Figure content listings
——

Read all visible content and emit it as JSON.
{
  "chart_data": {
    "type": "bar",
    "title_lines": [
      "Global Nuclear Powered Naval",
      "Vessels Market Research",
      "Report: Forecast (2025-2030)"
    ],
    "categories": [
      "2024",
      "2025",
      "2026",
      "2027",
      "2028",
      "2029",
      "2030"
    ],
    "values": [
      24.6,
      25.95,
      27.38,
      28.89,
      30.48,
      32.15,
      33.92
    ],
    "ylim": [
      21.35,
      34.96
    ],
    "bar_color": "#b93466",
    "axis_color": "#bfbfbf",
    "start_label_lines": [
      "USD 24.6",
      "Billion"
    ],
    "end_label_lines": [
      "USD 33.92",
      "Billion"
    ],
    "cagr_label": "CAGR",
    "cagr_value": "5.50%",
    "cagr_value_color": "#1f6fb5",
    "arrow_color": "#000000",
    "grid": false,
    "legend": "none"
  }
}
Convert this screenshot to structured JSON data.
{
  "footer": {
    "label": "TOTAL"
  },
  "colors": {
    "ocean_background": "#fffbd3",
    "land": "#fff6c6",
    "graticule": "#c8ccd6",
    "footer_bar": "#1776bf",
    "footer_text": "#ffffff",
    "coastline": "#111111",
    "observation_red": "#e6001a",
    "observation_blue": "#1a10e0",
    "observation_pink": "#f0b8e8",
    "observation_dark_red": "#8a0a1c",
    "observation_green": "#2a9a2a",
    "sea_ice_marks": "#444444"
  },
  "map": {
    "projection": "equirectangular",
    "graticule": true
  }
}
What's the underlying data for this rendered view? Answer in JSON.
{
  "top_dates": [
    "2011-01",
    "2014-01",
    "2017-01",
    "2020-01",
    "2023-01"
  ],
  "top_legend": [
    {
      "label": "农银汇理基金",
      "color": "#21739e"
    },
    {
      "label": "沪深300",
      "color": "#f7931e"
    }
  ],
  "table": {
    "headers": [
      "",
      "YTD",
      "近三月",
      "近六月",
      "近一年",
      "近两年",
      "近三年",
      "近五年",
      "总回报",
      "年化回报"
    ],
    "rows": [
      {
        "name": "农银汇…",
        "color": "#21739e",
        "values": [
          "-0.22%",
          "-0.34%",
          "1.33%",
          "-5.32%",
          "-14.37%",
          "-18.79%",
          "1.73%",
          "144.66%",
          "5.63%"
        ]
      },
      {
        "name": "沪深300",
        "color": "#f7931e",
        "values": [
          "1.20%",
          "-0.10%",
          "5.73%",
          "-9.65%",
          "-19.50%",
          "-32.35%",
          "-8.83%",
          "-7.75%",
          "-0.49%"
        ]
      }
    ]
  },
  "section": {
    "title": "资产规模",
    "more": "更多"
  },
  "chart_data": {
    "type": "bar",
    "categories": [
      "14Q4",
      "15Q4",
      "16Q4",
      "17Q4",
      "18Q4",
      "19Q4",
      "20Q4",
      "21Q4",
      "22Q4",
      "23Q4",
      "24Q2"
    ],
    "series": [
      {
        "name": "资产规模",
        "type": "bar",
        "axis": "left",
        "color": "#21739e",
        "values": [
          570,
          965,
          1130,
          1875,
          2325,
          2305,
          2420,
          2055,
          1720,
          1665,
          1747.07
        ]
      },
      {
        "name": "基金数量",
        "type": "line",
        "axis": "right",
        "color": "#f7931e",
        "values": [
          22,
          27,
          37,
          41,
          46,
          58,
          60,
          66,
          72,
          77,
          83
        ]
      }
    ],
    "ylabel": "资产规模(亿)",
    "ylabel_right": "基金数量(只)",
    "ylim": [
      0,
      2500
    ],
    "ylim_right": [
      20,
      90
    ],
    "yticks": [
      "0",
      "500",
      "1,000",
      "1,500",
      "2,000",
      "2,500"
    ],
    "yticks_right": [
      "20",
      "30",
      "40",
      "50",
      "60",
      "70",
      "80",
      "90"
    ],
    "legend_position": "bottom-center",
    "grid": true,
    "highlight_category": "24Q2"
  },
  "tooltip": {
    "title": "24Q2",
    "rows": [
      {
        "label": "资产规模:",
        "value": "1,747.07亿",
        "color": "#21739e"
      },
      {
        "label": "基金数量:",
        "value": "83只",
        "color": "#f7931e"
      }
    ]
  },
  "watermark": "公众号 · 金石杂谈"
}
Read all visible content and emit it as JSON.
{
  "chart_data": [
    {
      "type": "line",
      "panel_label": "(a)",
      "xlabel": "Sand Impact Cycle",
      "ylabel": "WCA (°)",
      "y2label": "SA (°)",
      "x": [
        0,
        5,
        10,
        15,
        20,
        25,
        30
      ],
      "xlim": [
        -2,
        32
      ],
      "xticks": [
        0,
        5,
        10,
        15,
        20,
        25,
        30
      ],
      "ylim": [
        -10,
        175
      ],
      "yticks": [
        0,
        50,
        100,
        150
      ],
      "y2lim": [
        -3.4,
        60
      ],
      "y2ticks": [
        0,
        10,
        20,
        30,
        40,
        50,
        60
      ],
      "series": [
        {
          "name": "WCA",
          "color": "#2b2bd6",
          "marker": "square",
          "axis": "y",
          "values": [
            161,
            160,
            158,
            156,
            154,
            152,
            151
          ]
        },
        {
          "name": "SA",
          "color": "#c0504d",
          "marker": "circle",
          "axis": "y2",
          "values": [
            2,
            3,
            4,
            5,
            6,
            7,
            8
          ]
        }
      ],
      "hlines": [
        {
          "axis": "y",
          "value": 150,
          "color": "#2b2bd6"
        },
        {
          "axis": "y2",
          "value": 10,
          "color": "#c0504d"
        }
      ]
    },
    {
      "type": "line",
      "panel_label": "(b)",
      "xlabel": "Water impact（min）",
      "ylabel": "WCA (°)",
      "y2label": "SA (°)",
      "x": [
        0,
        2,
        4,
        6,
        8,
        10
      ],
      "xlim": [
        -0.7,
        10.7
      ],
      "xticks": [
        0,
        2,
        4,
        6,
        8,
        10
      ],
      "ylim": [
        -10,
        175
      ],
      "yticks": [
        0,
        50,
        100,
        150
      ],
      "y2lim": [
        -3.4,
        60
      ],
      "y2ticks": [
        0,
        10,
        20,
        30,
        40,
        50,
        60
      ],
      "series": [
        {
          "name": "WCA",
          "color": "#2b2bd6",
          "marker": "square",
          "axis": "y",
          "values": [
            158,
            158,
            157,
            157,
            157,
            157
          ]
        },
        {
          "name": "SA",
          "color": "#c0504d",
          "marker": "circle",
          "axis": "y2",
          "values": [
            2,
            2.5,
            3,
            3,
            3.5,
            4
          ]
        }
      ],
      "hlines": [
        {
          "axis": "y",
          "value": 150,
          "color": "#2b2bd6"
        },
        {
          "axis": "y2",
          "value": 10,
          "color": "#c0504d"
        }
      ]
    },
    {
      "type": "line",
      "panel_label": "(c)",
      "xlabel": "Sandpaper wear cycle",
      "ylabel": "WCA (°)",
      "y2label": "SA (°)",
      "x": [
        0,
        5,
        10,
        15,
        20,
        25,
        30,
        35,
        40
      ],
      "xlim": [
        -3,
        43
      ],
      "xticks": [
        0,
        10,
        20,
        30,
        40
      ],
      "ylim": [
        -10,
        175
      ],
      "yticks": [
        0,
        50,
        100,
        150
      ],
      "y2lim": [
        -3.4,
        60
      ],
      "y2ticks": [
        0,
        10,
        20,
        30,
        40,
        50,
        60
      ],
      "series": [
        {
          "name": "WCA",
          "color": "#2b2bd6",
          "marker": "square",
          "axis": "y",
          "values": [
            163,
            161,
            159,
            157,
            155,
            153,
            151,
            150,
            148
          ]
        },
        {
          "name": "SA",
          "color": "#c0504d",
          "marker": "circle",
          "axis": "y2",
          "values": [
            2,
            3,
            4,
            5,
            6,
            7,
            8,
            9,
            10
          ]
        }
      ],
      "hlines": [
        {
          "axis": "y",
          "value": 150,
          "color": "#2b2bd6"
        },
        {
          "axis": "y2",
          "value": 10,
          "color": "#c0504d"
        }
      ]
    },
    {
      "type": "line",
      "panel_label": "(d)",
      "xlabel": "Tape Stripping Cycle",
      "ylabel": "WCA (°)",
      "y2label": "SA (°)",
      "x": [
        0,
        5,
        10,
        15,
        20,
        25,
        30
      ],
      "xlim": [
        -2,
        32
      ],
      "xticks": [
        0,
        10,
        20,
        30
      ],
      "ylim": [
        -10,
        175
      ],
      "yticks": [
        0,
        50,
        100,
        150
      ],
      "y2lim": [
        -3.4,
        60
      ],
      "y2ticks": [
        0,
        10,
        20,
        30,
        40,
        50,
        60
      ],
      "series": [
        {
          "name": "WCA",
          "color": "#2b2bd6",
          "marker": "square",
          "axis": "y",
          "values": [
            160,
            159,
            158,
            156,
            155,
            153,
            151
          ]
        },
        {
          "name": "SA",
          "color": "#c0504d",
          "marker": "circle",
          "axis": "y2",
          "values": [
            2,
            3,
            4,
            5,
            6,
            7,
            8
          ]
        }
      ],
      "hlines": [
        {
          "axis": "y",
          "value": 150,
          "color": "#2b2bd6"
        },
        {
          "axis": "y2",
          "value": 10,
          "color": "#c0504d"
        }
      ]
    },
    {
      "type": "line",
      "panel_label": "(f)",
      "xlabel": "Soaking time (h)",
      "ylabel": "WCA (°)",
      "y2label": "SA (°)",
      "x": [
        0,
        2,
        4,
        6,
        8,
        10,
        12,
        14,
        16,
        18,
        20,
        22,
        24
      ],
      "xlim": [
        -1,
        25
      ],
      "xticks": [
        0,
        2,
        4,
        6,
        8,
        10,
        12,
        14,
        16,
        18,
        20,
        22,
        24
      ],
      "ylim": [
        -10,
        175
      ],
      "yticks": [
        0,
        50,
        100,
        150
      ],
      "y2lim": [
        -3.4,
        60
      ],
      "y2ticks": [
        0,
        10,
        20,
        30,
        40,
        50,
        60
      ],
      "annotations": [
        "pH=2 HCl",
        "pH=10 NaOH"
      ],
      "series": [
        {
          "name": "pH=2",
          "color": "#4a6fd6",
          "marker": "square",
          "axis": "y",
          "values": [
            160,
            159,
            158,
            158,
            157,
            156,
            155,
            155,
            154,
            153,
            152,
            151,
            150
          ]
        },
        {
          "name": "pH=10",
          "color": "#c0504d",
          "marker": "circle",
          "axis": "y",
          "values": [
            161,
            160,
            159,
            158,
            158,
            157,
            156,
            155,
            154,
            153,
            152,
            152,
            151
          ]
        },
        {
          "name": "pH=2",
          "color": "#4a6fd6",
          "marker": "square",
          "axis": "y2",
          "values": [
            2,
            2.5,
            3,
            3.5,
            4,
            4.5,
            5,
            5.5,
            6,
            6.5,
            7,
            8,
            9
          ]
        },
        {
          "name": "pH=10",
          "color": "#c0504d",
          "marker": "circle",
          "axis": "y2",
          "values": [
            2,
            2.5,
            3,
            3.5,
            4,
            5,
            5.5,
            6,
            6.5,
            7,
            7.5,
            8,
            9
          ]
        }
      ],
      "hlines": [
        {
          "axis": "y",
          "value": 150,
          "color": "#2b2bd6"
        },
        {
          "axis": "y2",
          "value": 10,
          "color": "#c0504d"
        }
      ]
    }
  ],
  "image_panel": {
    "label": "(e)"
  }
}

——

Go through the material above and copy each line that has the word "this".

Convert this screenshot to structured JSON data.
What's the underlying data for this rendered view? Answer in JSON.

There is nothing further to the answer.